__TASK GOAL__:
Type out all the records word for word. Any pictures are to be left out.

__DATASET CONTENT__:
[start]

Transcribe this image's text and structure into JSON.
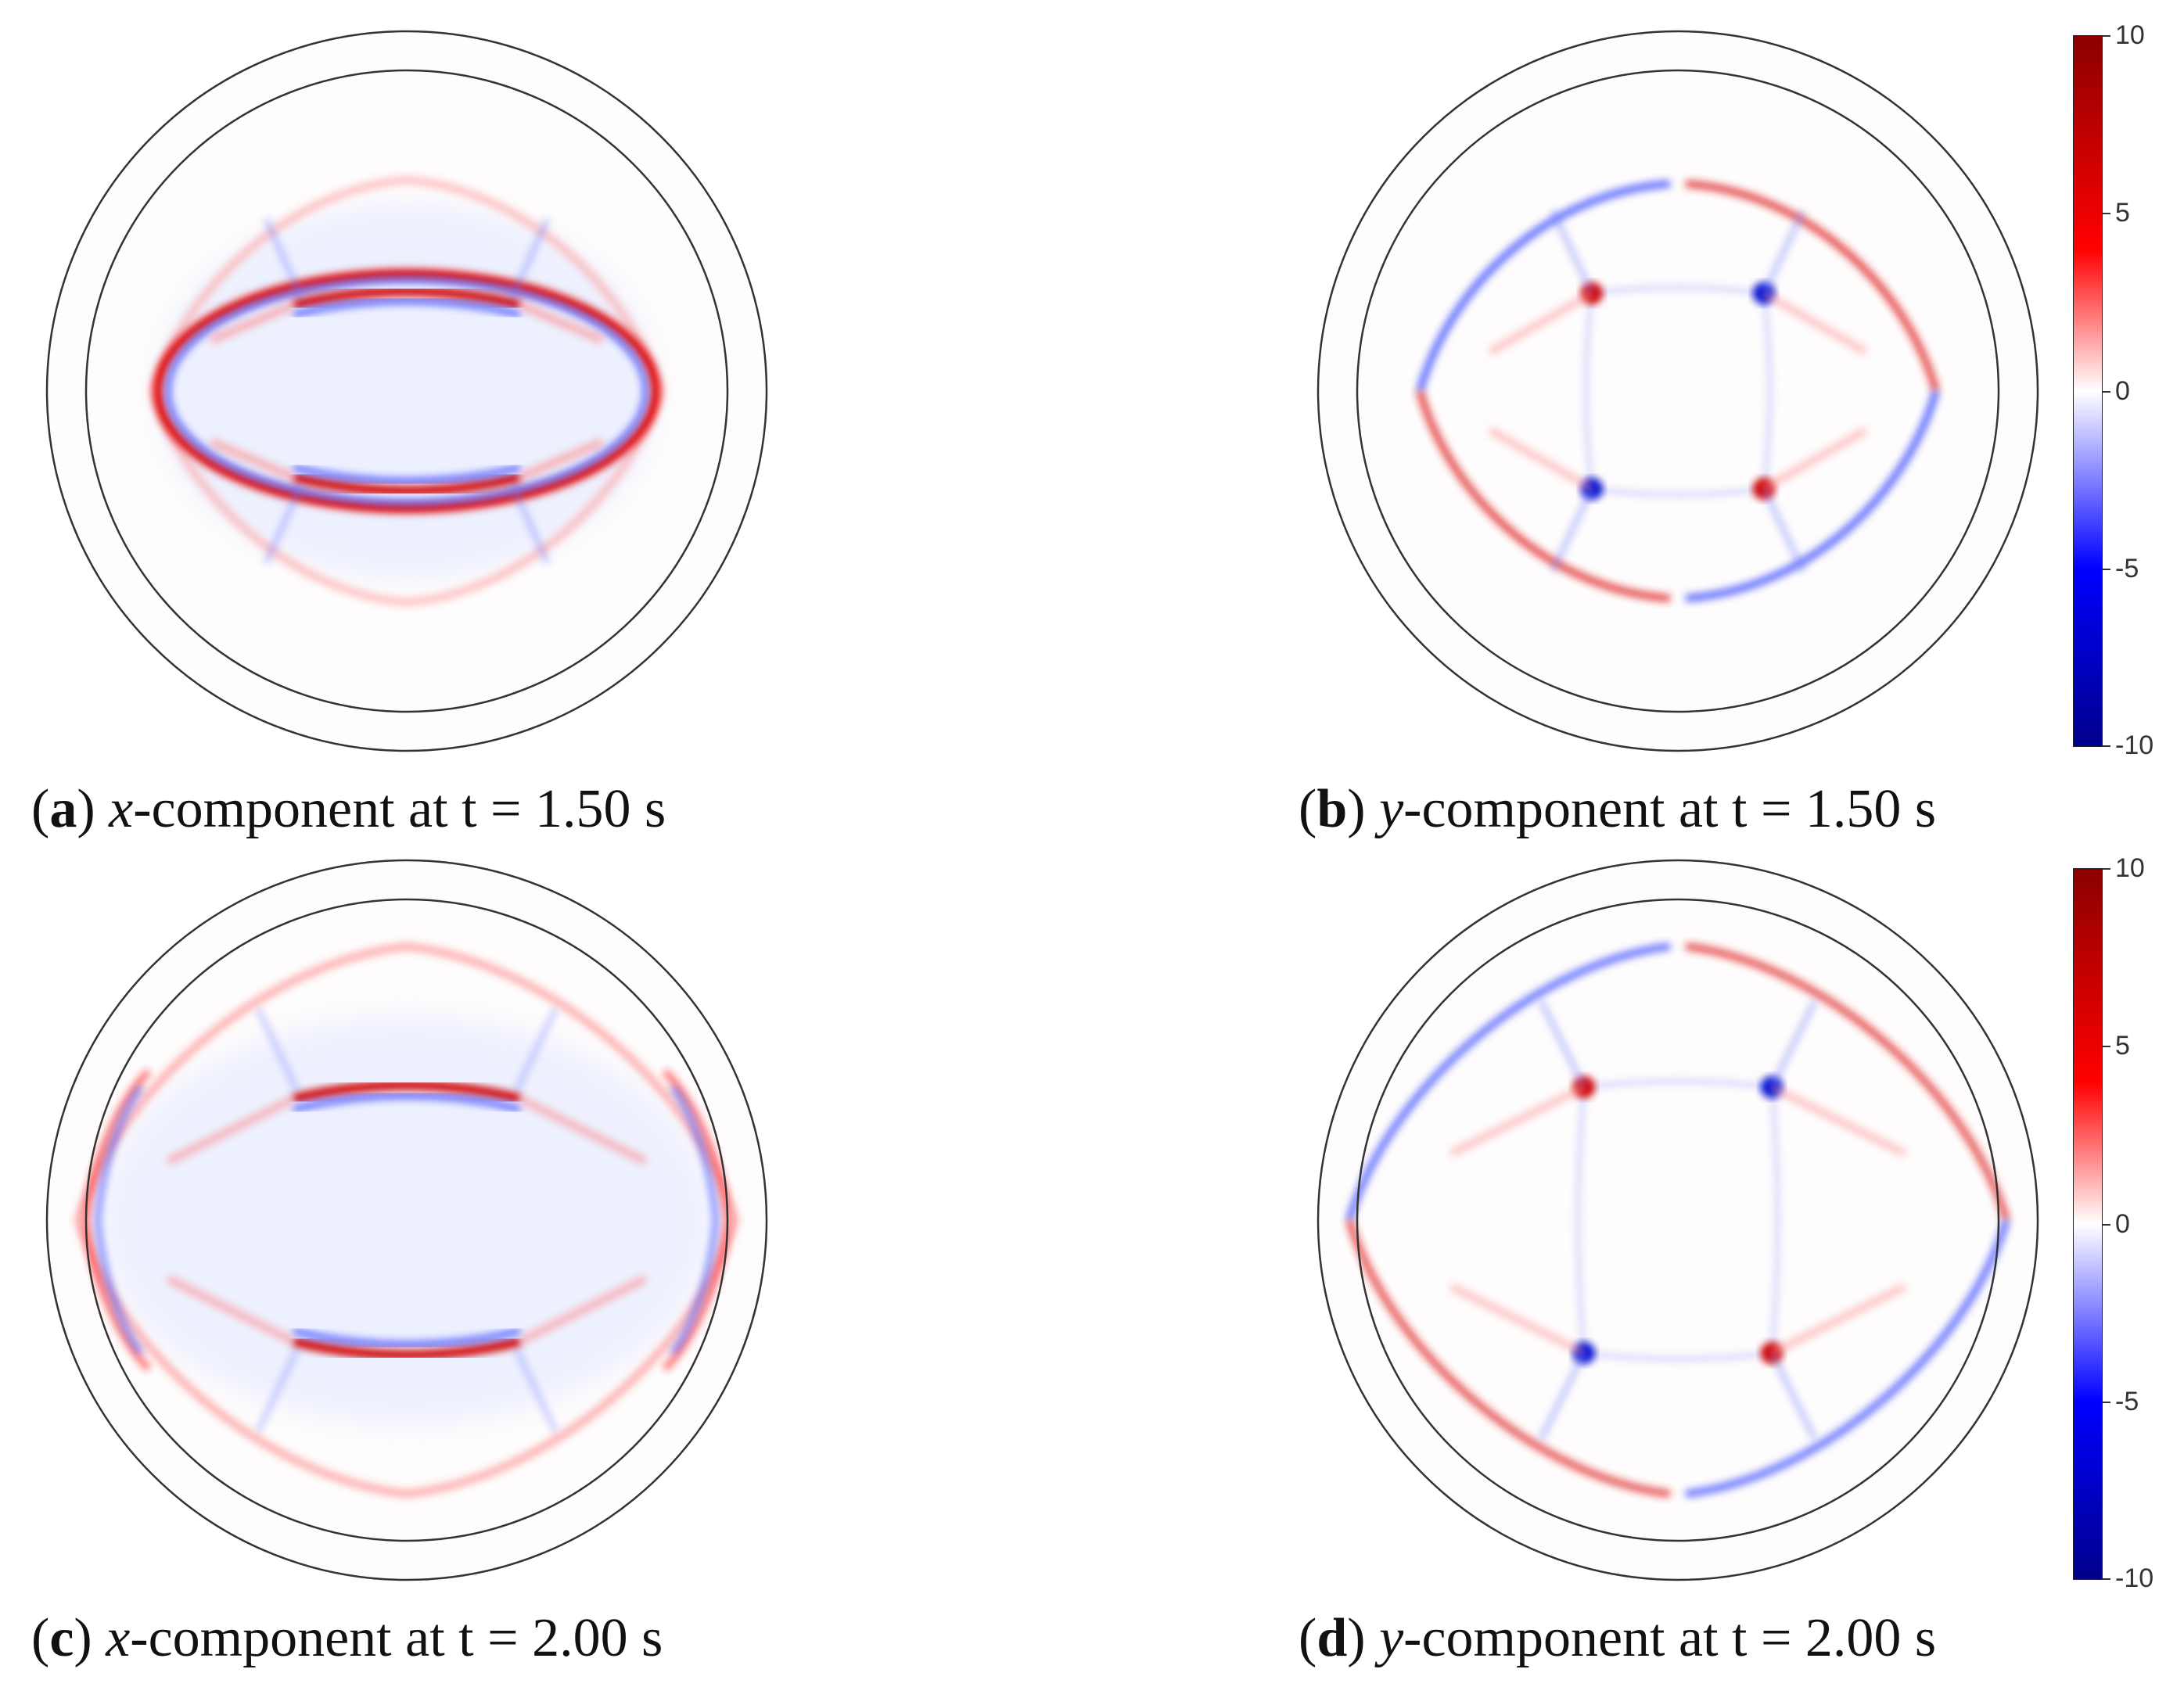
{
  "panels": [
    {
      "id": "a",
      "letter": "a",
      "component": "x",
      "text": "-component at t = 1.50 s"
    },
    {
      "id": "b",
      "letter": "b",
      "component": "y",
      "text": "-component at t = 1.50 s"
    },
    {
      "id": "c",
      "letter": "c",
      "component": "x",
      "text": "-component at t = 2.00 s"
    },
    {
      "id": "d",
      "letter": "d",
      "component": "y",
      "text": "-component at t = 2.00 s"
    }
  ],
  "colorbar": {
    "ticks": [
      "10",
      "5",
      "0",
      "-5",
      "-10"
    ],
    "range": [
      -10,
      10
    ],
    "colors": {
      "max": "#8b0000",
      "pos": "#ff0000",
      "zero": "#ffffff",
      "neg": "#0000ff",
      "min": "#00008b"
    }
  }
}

[end]

__RESULT__:
Transcribe this image's text and structure into JSON.
{
  "panels": [
    {
      "id": "a",
      "letter": "a",
      "component": "x",
      "text": "-component at t = 1.50 s"
    },
    {
      "id": "b",
      "letter": "b",
      "component": "y",
      "text": "-component at t = 1.50 s"
    },
    {
      "id": "c",
      "letter": "c",
      "component": "x",
      "text": "-component at t = 2.00 s"
    },
    {
      "id": "d",
      "letter": "d",
      "component": "y",
      "text": "-component at t = 2.00 s"
    }
  ],
  "colorbar": {
    "ticks": [
      "10",
      "5",
      "0",
      "-5",
      "-10"
    ],
    "range": [
      -10,
      10
    ],
    "colors": {
      "max": "#8b0000",
      "pos": "#ff0000",
      "zero": "#ffffff",
      "neg": "#0000ff",
      "min": "#00008b"
    }
  }
}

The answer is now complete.